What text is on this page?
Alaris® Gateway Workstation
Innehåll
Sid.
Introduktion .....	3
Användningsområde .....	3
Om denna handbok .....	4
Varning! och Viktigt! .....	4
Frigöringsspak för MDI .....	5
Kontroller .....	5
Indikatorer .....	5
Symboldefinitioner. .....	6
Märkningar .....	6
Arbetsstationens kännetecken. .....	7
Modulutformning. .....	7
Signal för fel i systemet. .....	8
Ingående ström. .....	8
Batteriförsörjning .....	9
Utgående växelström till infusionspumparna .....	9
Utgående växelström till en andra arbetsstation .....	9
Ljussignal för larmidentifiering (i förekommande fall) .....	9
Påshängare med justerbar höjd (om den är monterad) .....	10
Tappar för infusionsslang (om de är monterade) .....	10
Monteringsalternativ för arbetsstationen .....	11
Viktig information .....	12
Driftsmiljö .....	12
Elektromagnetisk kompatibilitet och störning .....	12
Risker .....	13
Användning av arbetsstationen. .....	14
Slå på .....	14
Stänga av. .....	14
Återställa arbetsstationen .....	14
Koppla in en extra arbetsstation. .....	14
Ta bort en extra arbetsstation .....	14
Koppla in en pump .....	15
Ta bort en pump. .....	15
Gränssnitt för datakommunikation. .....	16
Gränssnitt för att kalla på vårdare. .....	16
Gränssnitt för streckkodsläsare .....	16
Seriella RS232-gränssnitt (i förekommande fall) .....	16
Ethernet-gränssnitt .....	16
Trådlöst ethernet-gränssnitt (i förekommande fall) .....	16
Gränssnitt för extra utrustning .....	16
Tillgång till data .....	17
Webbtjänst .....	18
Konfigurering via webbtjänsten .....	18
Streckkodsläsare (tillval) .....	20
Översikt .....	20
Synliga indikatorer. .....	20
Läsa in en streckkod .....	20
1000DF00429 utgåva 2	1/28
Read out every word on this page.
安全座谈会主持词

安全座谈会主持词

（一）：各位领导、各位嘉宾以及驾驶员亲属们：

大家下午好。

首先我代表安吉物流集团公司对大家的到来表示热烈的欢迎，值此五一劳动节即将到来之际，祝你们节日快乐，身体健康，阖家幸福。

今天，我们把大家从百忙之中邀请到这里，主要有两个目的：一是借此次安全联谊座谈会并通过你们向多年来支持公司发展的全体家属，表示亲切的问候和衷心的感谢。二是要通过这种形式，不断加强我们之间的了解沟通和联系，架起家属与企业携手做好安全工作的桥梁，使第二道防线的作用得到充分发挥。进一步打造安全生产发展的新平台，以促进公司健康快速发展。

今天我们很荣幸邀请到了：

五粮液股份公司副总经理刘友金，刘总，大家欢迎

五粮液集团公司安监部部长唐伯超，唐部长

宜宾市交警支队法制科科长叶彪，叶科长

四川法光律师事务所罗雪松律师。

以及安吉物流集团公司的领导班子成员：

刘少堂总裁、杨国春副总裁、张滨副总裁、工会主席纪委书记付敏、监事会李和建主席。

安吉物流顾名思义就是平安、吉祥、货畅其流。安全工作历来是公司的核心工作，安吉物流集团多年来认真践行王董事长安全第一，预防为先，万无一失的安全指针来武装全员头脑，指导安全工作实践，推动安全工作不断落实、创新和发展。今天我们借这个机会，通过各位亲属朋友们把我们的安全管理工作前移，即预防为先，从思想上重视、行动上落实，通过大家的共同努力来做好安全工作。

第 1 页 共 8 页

* * * * *

_Written problem_
Using the listing above, show each line holding the string "Utgående".

_Solution to this task_
Utgående växelström till infusionspumparna .....	9
Utgående växelström till en andra arbetsstation .....	9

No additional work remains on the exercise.